Repeat every line of the items below verbatim. Leave the pictures out.

—————

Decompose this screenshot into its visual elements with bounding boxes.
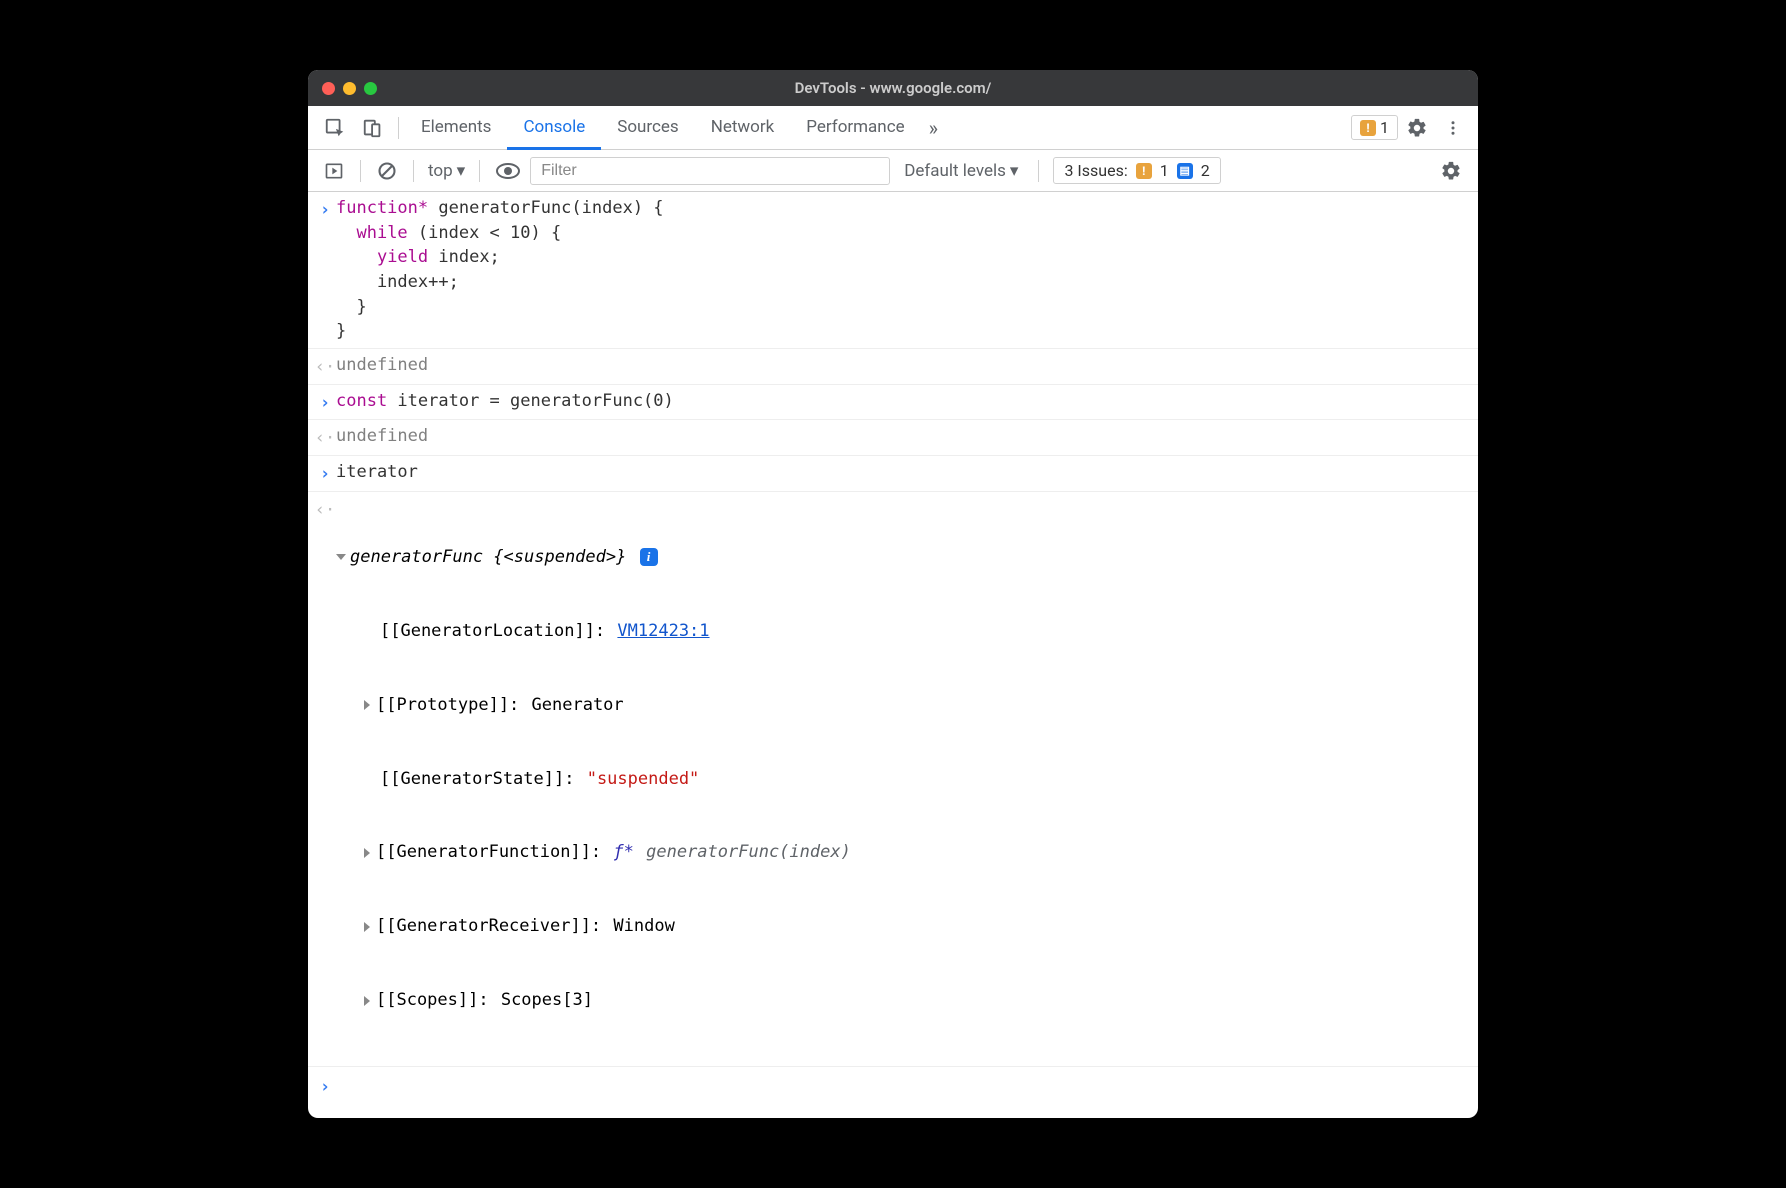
context-selector[interactable]: top ▾ [422, 161, 471, 181]
object-header[interactable]: generatorFunc {<suspended>} i [336, 545, 1468, 570]
object-property[interactable]: [[Prototype]]: Generator [336, 693, 1468, 718]
sidebar-toggle-icon[interactable] [316, 155, 352, 187]
issues-count: 1 [1380, 118, 1389, 137]
clear-console-icon[interactable] [369, 155, 405, 187]
chevron-left-icon: ‹· [315, 426, 335, 451]
expand-toggle-icon[interactable] [364, 922, 370, 932]
expand-toggle-icon[interactable] [364, 996, 370, 1006]
minimize-icon[interactable] [343, 82, 356, 95]
warning-icon: ! [1360, 120, 1376, 136]
source-link[interactable]: VM12423:1 [617, 619, 709, 644]
chevron-left-icon: ‹· [315, 498, 335, 1063]
console-output-row: ‹· undefined [308, 349, 1478, 385]
chevron-right-icon: › [320, 1075, 330, 1100]
device-toggle-icon[interactable] [354, 111, 392, 145]
inspect-icon[interactable] [316, 111, 354, 145]
filter-input[interactable] [530, 157, 890, 185]
tab-console[interactable]: Console [507, 107, 601, 150]
console-input-row[interactable]: › function* generatorFunc(index) { while… [308, 192, 1478, 349]
expand-toggle-icon[interactable] [364, 848, 370, 858]
issues-pill[interactable]: 3 Issues: ! 1 ▤ 2 [1053, 157, 1220, 184]
tab-network[interactable]: Network [695, 107, 791, 150]
settings-icon[interactable] [1398, 111, 1436, 145]
tab-elements[interactable]: Elements [405, 107, 507, 150]
expand-toggle-icon[interactable] [336, 554, 346, 560]
chevron-right-icon: › [320, 462, 330, 487]
log-level-selector[interactable]: Default levels ▾ [892, 161, 1030, 181]
titlebar: DevTools - www.google.com/ [308, 70, 1478, 106]
more-tabs-icon[interactable]: » [921, 110, 946, 146]
info-icon[interactable]: i [640, 548, 658, 566]
object-property[interactable]: [[GeneratorState]]: "suspended" [336, 767, 1468, 792]
chevron-left-icon: ‹· [315, 355, 335, 380]
window-title: DevTools - www.google.com/ [795, 79, 992, 97]
console-settings-icon[interactable] [1432, 154, 1470, 188]
main-tab-bar: Elements Console Sources Network Perform… [308, 106, 1478, 150]
kebab-menu-icon[interactable] [1436, 111, 1470, 145]
chevron-down-icon: ▾ [1010, 161, 1019, 181]
chevron-right-icon: › [320, 198, 330, 344]
console-output-object: ‹· generatorFunc {<suspended>} i [[Gener… [308, 492, 1478, 1068]
tab-sources[interactable]: Sources [601, 107, 694, 150]
console-output: › function* generatorFunc(index) { while… [308, 192, 1478, 1118]
live-expression-icon[interactable] [488, 155, 528, 187]
object-property[interactable]: [[GeneratorLocation]]: VM12423:1 [336, 619, 1468, 644]
maximize-icon[interactable] [364, 82, 377, 95]
expand-toggle-icon[interactable] [364, 700, 370, 710]
console-toolbar: top ▾ Default levels ▾ 3 Issues: ! 1 ▤ 2 [308, 150, 1478, 192]
warning-icon: ! [1136, 163, 1152, 179]
close-icon[interactable] [322, 82, 335, 95]
info-icon: ▤ [1177, 163, 1193, 179]
console-prompt[interactable]: › [308, 1067, 1478, 1118]
tab-performance[interactable]: Performance [790, 107, 920, 150]
object-property[interactable]: [[GeneratorReceiver]]: Window [336, 914, 1468, 939]
chevron-down-icon: ▾ [457, 161, 466, 181]
issues-badge-top[interactable]: ! 1 [1351, 115, 1398, 140]
console-input-row[interactable]: › const iterator = generatorFunc(0) [308, 385, 1478, 421]
devtools-window: DevTools - www.google.com/ Elements Cons… [308, 70, 1478, 1118]
object-property[interactable]: [[Scopes]]: Scopes[3] [336, 988, 1468, 1013]
code-block: function* generatorFunc(index) { while (… [336, 196, 1468, 344]
console-output-row: ‹· undefined [308, 420, 1478, 456]
object-property[interactable]: [[GeneratorFunction]]: ƒ* generatorFunc(… [336, 840, 1468, 865]
chevron-right-icon: › [320, 391, 330, 416]
traffic-lights [322, 82, 377, 95]
console-input-row[interactable]: › iterator [308, 456, 1478, 492]
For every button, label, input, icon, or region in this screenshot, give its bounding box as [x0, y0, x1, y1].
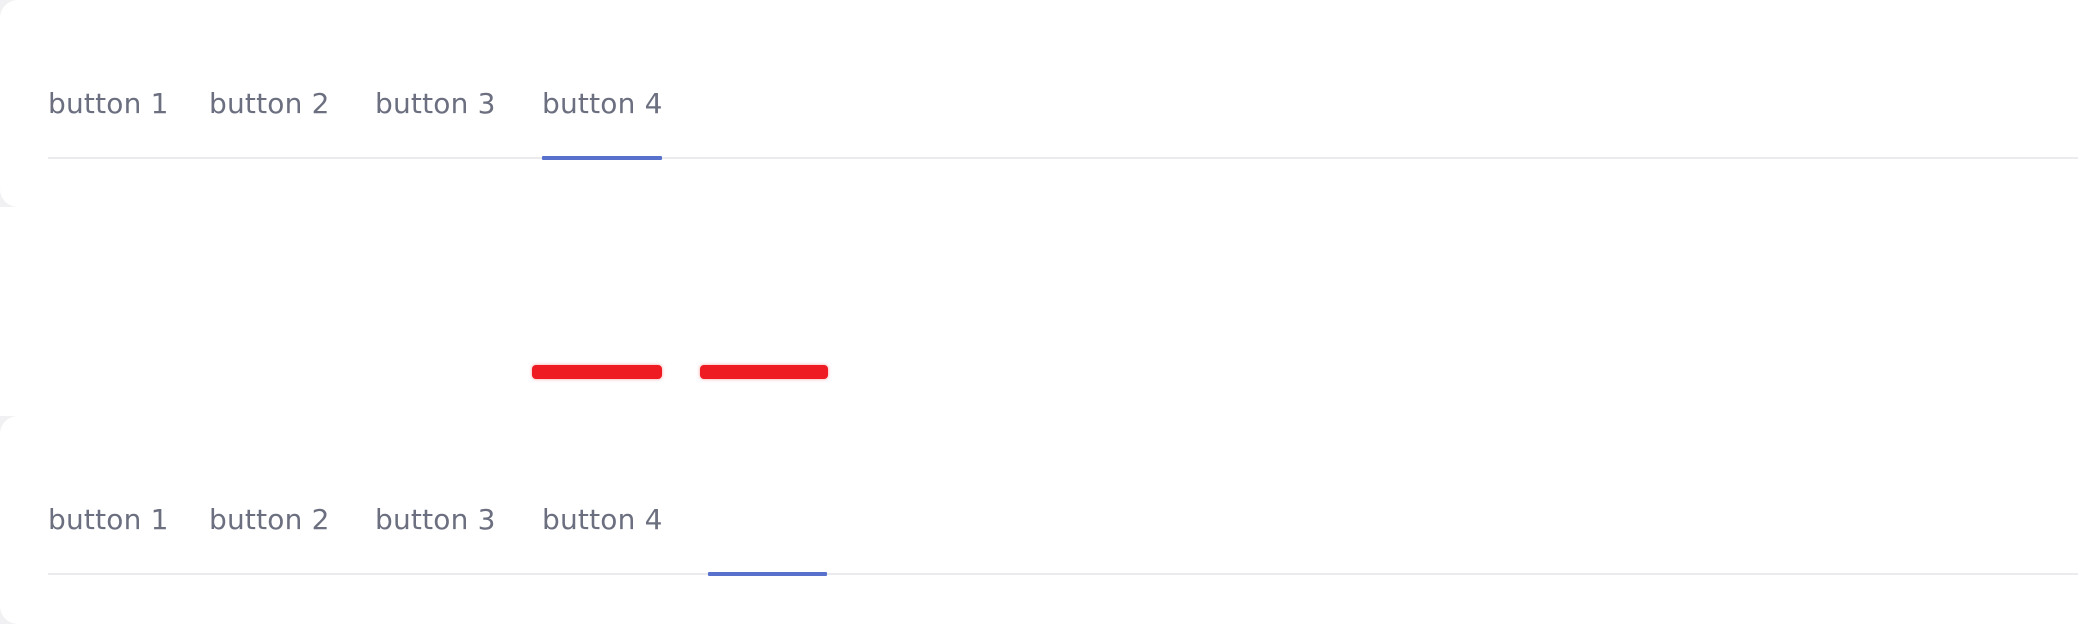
- tab-list-top: button 1 button 2 button 3 button 4: [48, 84, 2078, 124]
- tab-button-3[interactable]: button 3: [375, 84, 498, 124]
- tab-button-2[interactable]: button 2: [209, 84, 330, 124]
- tab-divider: [48, 573, 2078, 575]
- tab-bar-panel-bottom: button 1 button 2 button 3 button 4: [0, 416, 2078, 624]
- tab-button-1[interactable]: button 1: [48, 84, 168, 124]
- tab-button-2[interactable]: button 2: [209, 500, 330, 540]
- tab-indicator: [708, 572, 827, 576]
- tab-button-4[interactable]: button 4: [542, 84, 666, 124]
- tab-button-4[interactable]: button 4: [542, 500, 666, 540]
- tab-bar-panel-top: button 1 button 2 button 3 button 4: [0, 0, 2078, 207]
- tab-button-3[interactable]: button 3: [375, 500, 498, 540]
- red-highlight-mark: [532, 365, 662, 379]
- tab-divider: [48, 157, 2078, 159]
- red-highlight-mark: [700, 365, 828, 379]
- tab-button-1[interactable]: button 1: [48, 500, 168, 540]
- tab-list-bottom: button 1 button 2 button 3 button 4: [48, 500, 2078, 540]
- annotation-area: [0, 207, 2078, 416]
- active-tab-indicator: [542, 156, 662, 160]
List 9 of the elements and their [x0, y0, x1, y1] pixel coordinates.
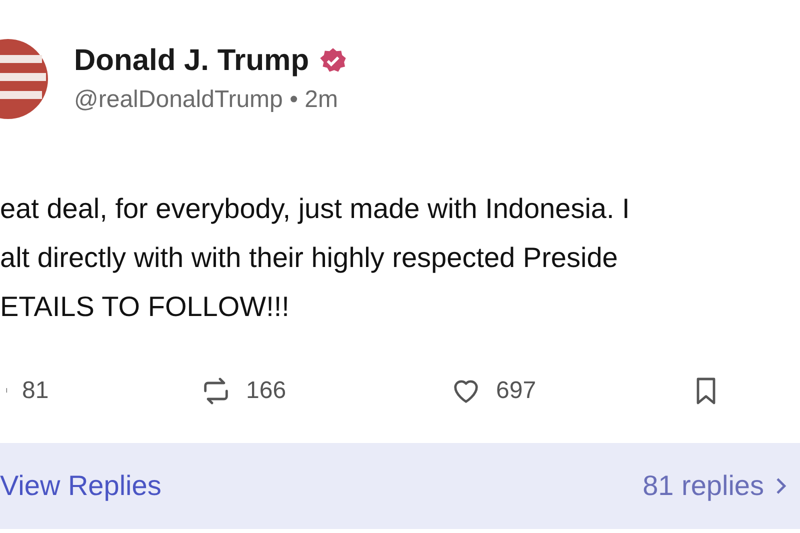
view-replies-link[interactable]: View Replies — [0, 470, 162, 502]
post-text: eat deal, for everybody, just made with Indonesia. I alt directly with with their highly respected Preside ETAILS TO FOLLOW!!! — [0, 192, 631, 324]
like-count: 697 — [496, 377, 536, 405]
avatar[interactable] — [0, 37, 48, 121]
replies-count: 81 replies — [642, 470, 764, 502]
author-handle[interactable]: @realDonaldTrump • 2m — [74, 86, 348, 114]
reply-count: 81 — [22, 377, 49, 405]
repost-count: 166 — [246, 377, 286, 405]
author-name: Donald J. Trump — [74, 44, 310, 78]
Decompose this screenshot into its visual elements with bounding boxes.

—————

§ FULL SOLUTION
Decompose this screenshot into its visual elements with bounding boxes.
context-selector[interactable]: top ▾ [422, 161, 471, 181]
object-header[interactable]: generatorFunc {<suspended>} i [336, 545, 1468, 570]
object-property[interactable]: [[Prototype]]: Generator [336, 693, 1468, 718]
sidebar-toggle-icon[interactable] [316, 155, 352, 187]
issues-count: 1 [1380, 118, 1389, 137]
clear-console-icon[interactable] [369, 155, 405, 187]
chevron-left-icon: ‹· [315, 426, 335, 451]
expand-toggle-icon[interactable] [364, 922, 370, 932]
expand-toggle-icon[interactable] [364, 996, 370, 1006]
minimize-icon[interactable] [343, 82, 356, 95]
warning-icon: ! [1360, 120, 1376, 136]
source-link[interactable]: VM12423:1 [617, 619, 709, 644]
chevron-left-icon: ‹· [315, 498, 335, 1063]
console-output-row: ‹· undefined [308, 349, 1478, 385]
chevron-right-icon: › [320, 1075, 330, 1100]
device-toggle-icon[interactable] [354, 111, 392, 145]
inspect-icon[interactable] [316, 111, 354, 145]
filter-input[interactable] [530, 157, 890, 185]
tab-console[interactable]: Console [507, 107, 601, 150]
console-input-row[interactable]: › function* generatorFunc(index) { while… [308, 192, 1478, 349]
expand-toggle-icon[interactable] [364, 848, 370, 858]
issues-pill[interactable]: 3 Issues: ! 1 ▤ 2 [1053, 157, 1220, 184]
tab-network[interactable]: Network [695, 107, 791, 150]
settings-icon[interactable] [1398, 111, 1436, 145]
tab-elements[interactable]: Elements [405, 107, 507, 150]
expand-toggle-icon[interactable] [336, 554, 346, 560]
chevron-right-icon: › [320, 462, 330, 487]
log-level-selector[interactable]: Default levels ▾ [892, 161, 1030, 181]
titlebar: DevTools - www.google.com/ [308, 70, 1478, 106]
more-tabs-icon[interactable]: » [921, 110, 946, 146]
info-icon[interactable]: i [640, 548, 658, 566]
object-property[interactable]: [[GeneratorState]]: "suspended" [336, 767, 1468, 792]
chevron-left-icon: ‹· [315, 355, 335, 380]
window-title: DevTools - www.google.com/ [795, 79, 992, 97]
console-settings-icon[interactable] [1432, 154, 1470, 188]
main-tab-bar: Elements Console Sources Network Perform… [308, 106, 1478, 150]
kebab-menu-icon[interactable] [1436, 111, 1470, 145]
chevron-down-icon: ▾ [1010, 161, 1019, 181]
chevron-right-icon: › [320, 198, 330, 344]
console-output-object: ‹· generatorFunc {<suspended>} i [[Gener… [308, 492, 1478, 1068]
tab-sources[interactable]: Sources [601, 107, 694, 150]
console-output: › function* generatorFunc(index) { while… [308, 192, 1478, 1118]
live-expression-icon[interactable] [488, 155, 528, 187]
object-property[interactable]: [[GeneratorLocation]]: VM12423:1 [336, 619, 1468, 644]
maximize-icon[interactable] [364, 82, 377, 95]
expand-toggle-icon[interactable] [364, 700, 370, 710]
console-toolbar: top ▾ Default levels ▾ 3 Issues: ! 1 ▤ 2 [308, 150, 1478, 192]
warning-icon: ! [1136, 163, 1152, 179]
close-icon[interactable] [322, 82, 335, 95]
info-icon: ▤ [1177, 163, 1193, 179]
console-prompt[interactable]: › [308, 1067, 1478, 1118]
tab-performance[interactable]: Performance [790, 107, 920, 150]
object-property[interactable]: [[GeneratorReceiver]]: Window [336, 914, 1468, 939]
chevron-down-icon: ▾ [457, 161, 466, 181]
issues-badge-top[interactable]: ! 1 [1351, 115, 1398, 140]
console-input-row[interactable]: › const iterator = generatorFunc(0) [308, 385, 1478, 421]
devtools-window: DevTools - www.google.com/ Elements Cons… [308, 70, 1478, 1118]
object-property[interactable]: [[Scopes]]: Scopes[3] [336, 988, 1468, 1013]
code-block: function* generatorFunc(index) { while (… [336, 196, 1468, 344]
console-output-row: ‹· undefined [308, 420, 1478, 456]
object-property[interactable]: [[GeneratorFunction]]: ƒ* generatorFunc(… [336, 840, 1468, 865]
chevron-right-icon: › [320, 391, 330, 416]
traffic-lights [322, 82, 377, 95]
console-input-row[interactable]: › iterator [308, 456, 1478, 492]
For every button, label, input, icon, or region in this screenshot, give its bounding box as [x0, y0, x1, y1].
- tab-list-top: button 1 button 2 button 3 button 4: [48, 84, 2078, 124]
- tab-button-3[interactable]: button 3: [375, 84, 498, 124]
- tab-button-2[interactable]: button 2: [209, 84, 330, 124]
- tab-divider: [48, 573, 2078, 575]
- tab-bar-panel-bottom: button 1 button 2 button 3 button 4: [0, 416, 2078, 624]
- tab-button-1[interactable]: button 1: [48, 84, 168, 124]
- tab-button-2[interactable]: button 2: [209, 500, 330, 540]
- tab-indicator: [708, 572, 827, 576]
- tab-button-4[interactable]: button 4: [542, 84, 666, 124]
- tab-button-4[interactable]: button 4: [542, 500, 666, 540]
- tab-bar-panel-top: button 1 button 2 button 3 button 4: [0, 0, 2078, 207]
- tab-button-3[interactable]: button 3: [375, 500, 498, 540]
- red-highlight-mark: [532, 365, 662, 379]
- tab-divider: [48, 157, 2078, 159]
- red-highlight-mark: [700, 365, 828, 379]
- tab-button-1[interactable]: button 1: [48, 500, 168, 540]
- tab-list-bottom: button 1 button 2 button 3 button 4: [48, 500, 2078, 540]
- annotation-area: [0, 207, 2078, 416]
- active-tab-indicator: [542, 156, 662, 160]
List 9 of the elements and their [x0, y0, x1, y1] pixel coordinates.
view-replies-link[interactable]: View Replies — [0, 470, 162, 502]
post-text: eat deal, for everybody, just made with Indonesia. I alt directly with with their highly respected Preside ETAILS TO FOLLOW!!! — [0, 192, 631, 324]
like-count: 697 — [496, 377, 536, 405]
avatar[interactable] — [0, 37, 48, 121]
replies-count: 81 replies — [642, 470, 764, 502]
author-handle[interactable]: @realDonaldTrump • 2m — [74, 86, 348, 114]
reply-count: 81 — [22, 377, 49, 405]
repost-count: 166 — [246, 377, 286, 405]
author-name: Donald J. Trump — [74, 44, 310, 78]
Decompose this screenshot into its visual elements with bounding boxes.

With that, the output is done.